_TASK GOAL_
Copy all of the material below exactly.

[Data records]

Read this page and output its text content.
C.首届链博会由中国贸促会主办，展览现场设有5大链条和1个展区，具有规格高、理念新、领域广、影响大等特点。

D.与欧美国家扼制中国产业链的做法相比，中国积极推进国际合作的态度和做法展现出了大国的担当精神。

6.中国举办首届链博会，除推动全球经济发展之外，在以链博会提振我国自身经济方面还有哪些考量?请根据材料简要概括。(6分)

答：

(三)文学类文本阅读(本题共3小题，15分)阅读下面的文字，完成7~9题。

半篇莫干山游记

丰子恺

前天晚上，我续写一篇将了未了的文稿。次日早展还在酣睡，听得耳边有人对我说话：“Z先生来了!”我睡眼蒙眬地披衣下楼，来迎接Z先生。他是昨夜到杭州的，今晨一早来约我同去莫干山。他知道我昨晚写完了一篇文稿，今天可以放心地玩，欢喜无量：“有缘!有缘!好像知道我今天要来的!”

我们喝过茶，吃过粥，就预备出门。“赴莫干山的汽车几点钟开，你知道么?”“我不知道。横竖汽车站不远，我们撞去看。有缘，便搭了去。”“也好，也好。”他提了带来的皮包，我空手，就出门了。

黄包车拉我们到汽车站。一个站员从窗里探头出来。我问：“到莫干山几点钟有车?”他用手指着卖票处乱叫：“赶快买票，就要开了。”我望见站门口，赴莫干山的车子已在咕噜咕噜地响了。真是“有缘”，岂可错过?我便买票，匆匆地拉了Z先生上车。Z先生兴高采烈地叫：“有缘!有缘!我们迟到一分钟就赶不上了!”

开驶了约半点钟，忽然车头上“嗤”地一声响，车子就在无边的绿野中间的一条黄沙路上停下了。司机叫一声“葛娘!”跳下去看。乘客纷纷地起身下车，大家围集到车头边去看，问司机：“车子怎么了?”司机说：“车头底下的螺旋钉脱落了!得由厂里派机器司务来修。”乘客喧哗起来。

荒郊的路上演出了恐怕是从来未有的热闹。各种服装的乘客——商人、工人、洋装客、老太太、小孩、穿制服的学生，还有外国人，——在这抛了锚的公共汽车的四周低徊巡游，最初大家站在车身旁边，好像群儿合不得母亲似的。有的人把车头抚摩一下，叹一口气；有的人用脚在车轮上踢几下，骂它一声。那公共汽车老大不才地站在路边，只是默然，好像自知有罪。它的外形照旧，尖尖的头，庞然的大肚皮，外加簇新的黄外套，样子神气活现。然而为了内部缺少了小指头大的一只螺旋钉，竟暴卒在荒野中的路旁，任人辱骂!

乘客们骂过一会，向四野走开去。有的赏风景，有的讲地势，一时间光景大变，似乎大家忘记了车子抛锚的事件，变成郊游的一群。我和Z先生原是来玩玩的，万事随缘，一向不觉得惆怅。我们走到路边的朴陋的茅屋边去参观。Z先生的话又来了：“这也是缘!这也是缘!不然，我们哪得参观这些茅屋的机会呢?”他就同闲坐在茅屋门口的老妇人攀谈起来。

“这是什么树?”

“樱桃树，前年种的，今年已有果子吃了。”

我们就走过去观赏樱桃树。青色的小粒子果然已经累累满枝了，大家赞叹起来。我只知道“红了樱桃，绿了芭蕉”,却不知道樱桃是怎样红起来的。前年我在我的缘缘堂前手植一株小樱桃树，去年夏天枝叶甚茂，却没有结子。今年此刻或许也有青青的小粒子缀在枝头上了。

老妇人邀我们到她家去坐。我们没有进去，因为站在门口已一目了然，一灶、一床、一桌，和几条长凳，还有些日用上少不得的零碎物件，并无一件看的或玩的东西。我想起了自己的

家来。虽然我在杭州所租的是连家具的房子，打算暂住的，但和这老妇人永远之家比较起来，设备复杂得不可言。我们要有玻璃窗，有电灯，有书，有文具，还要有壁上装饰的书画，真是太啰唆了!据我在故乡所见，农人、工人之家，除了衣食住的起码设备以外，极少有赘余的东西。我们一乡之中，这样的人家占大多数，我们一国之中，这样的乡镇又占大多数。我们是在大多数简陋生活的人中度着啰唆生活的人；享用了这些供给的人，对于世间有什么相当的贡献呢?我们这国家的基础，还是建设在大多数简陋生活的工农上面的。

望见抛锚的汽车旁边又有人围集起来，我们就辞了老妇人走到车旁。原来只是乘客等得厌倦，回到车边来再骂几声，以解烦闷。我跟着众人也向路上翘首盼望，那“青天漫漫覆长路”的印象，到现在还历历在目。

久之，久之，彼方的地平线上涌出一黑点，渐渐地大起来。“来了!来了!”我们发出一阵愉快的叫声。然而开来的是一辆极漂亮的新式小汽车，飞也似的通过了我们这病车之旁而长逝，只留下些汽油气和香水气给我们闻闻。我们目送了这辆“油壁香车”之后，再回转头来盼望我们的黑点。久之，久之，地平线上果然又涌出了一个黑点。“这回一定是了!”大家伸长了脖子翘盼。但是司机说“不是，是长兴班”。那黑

_WRITTEN SOLUTION_
Read this page and output its text content.
C.首届链博会由中国贸促会主办，展览现场设有5大链条和1个展区，具有规格高、理念新、领域广、影响大等特点。

D.与欧美国家扼制中国产业链的做法相比，中国积极推进国际合作的态度和做法展现出了大国的担当精神。

6.中国举办首届链博会，除推动全球经济发展之外，在以链博会提振我国自身经济方面还有哪些考量?请根据材料简要概括。(6分)

答：

(三)文学类文本阅读(本题共3小题，15分)阅读下面的文字，完成7~9题。

半篇莫干山游记

丰子恺

前天晚上，我续写一篇将了未了的文稿。次日早展还在酣睡，听得耳边有人对我说话：“Z先生来了!”我睡眼蒙眬地披衣下楼，来迎接Z先生。他是昨夜到杭州的，今晨一早来约我同去莫干山。他知道我昨晚写完了一篇文稿，今天可以放心地玩，欢喜无量：“有缘!有缘!好像知道我今天要来的!”

我们喝过茶，吃过粥，就预备出门。“赴莫干山的汽车几点钟开，你知道么?”“我不知道。横竖汽车站不远，我们撞去看。有缘，便搭了去。”“也好，也好。”他提了带来的皮包，我空手，就出门了。

黄包车拉我们到汽车站。一个站员从窗里探头出来。我问：“到莫干山几点钟有车?”他用手指着卖票处乱叫：“赶快买票，就要开了。”我望见站门口，赴莫干山的车子已在咕噜咕噜地响了。真是“有缘”，岂可错过?我便买票，匆匆地拉了Z先生上车。Z先生兴高采烈地叫：“有缘!有缘!我们迟到一分钟就赶不上了!”

开驶了约半点钟，忽然车头上“嗤”地一声响，车子就在无边的绿野中间的一条黄沙路上停下了。司机叫一声“葛娘!”跳下去看。乘客纷纷地起身下车，大家围集到车头边去看，问司机：“车子怎么了?”司机说：“车头底下的螺旋钉脱落了!得由厂里派机器司务来修。”乘客喧哗起来。

荒郊的路上演出了恐怕是从来未有的热闹。各种服装的乘客——商人、工人、洋装客、老太太、小孩、穿制服的学生，还有外国人，——在这抛了锚的公共汽车的四周低徊巡游，最初大家站在车身旁边，好像群儿合不得母亲似的。有的人把车头抚摩一下，叹一口气；有的人用脚在车轮上踢几下，骂它一声。那公共汽车老大不才地站在路边，只是默然，好像自知有罪。它的外形照旧，尖尖的头，庞然的大肚皮，外加簇新的黄外套，样子神气活现。然而为了内部缺少了小指头大的一只螺旋钉，竟暴卒在荒野中的路旁，任人辱骂!

乘客们骂过一会，向四野走开去。有的赏风景，有的讲地势，一时间光景大变，似乎大家忘记了车子抛锚的事件，变成郊游的一群。我和Z先生原是来玩玩的，万事随缘，一向不觉得惆怅。我们走到路边的朴陋的茅屋边去参观。Z先生的话又来了：“这也是缘!这也是缘!不然，我们哪得参观这些茅屋的机会呢?”他就同闲坐在茅屋门口的老妇人攀谈起来。

“这是什么树?”

“樱桃树，前年种的，今年已有果子吃了。”

我们就走过去观赏樱桃树。青色的小粒子果然已经累累满枝了，大家赞叹起来。我只知道“红了樱桃，绿了芭蕉”,却不知道樱桃是怎样红起来的。前年我在我的缘缘堂前手植一株小樱桃树，去年夏天枝叶甚茂，却没有结子。今年此刻或许也有青青的小粒子缀在枝头上了。

老妇人邀我们到她家去坐。我们没有进去，因为站在门口已一目了然，一灶、一床、一桌，和几条长凳，还有些日用上少不得的零碎物件，并无一件看的或玩的东西。我想起了自己的

家来。虽然我在杭州所租的是连家具的房子，打算暂住的，但和这老妇人永远之家比较起来，设备复杂得不可言。我们要有玻璃窗，有电灯，有书，有文具，还要有壁上装饰的书画，真是太啰唆了!据我在故乡所见，农人、工人之家，除了衣食住的起码设备以外，极少有赘余的东西。我们一乡之中，这样的人家占大多数，我们一国之中，这样的乡镇又占大多数。我们是在大多数简陋生活的人中度着啰唆生活的人；享用了这些供给的人，对于世间有什么相当的贡献呢?我们这国家的基础，还是建设在大多数简陋生活的工农上面的。

望见抛锚的汽车旁边又有人围集起来，我们就辞了老妇人走到车旁。原来只是乘客等得厌倦，回到车边来再骂几声，以解烦闷。我跟着众人也向路上翘首盼望，那“青天漫漫覆长路”的印象，到现在还历历在目。

久之，久之，彼方的地平线上涌出一黑点，渐渐地大起来。“来了!来了!”我们发出一阵愉快的叫声。然而开来的是一辆极漂亮的新式小汽车，飞也似的通过了我们这病车之旁而长逝，只留下些汽油气和香水气给我们闻闻。我们目送了这辆“油壁香车”之后，再回转头来盼望我们的黑点。久之，久之，地平线上果然又涌出了一个黑点。“这回一定是了!”大家伸长了脖子翘盼。但是司机说“不是，是长兴班”。那黑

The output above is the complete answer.